» AIM OF THE EXERCISE:
Repeat each record below exactly, dropping the pictures.

▼▼▼

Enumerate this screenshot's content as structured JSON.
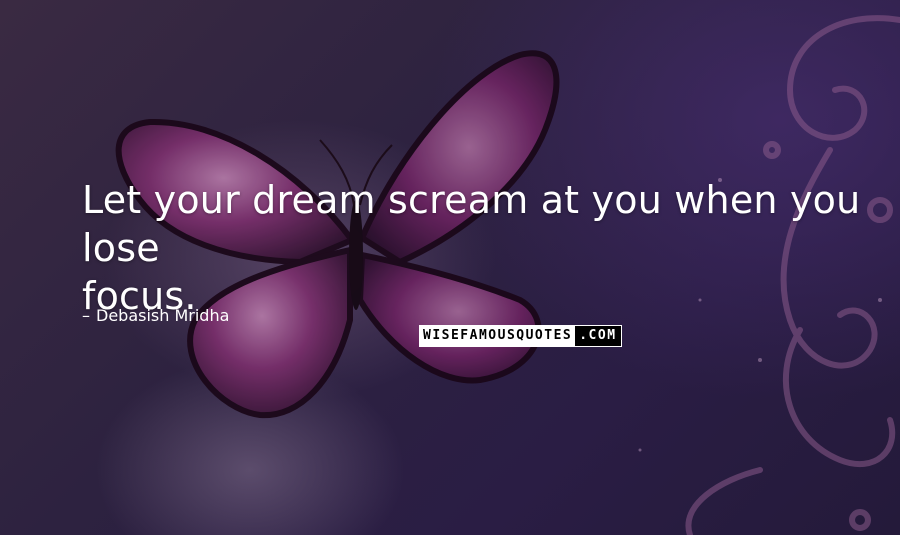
{
  "quote": {
    "line1": "Let your dream scream at you when you lose",
    "line2": "focus."
  },
  "author": {
    "dash": "–",
    "name": "Debasish Mridha"
  },
  "watermark": {
    "part1": "WISEFAMOUSQUOTES",
    "part2": ".COM"
  },
  "colors": {
    "background": "#2a1c3c",
    "butterfly_wing": "#6a2a5e",
    "text": "#ffffff"
  },
  "icons": [
    "butterfly-illustration",
    "swirl-ornament"
  ]
}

▲▲▲

» SOLVED PROBLEM:
Enumerate this screenshot's content as structured JSON.
{
  "quote": {
    "line1": "Let your dream scream at you when you lose",
    "line2": "focus."
  },
  "author": {
    "dash": "–",
    "name": "Debasish Mridha"
  },
  "watermark": {
    "part1": "WISEFAMOUSQUOTES",
    "part2": ".COM"
  },
  "colors": {
    "background": "#2a1c3c",
    "butterfly_wing": "#6a2a5e",
    "text": "#ffffff"
  },
  "icons": [
    "butterfly-illustration",
    "swirl-ornament"
  ]
}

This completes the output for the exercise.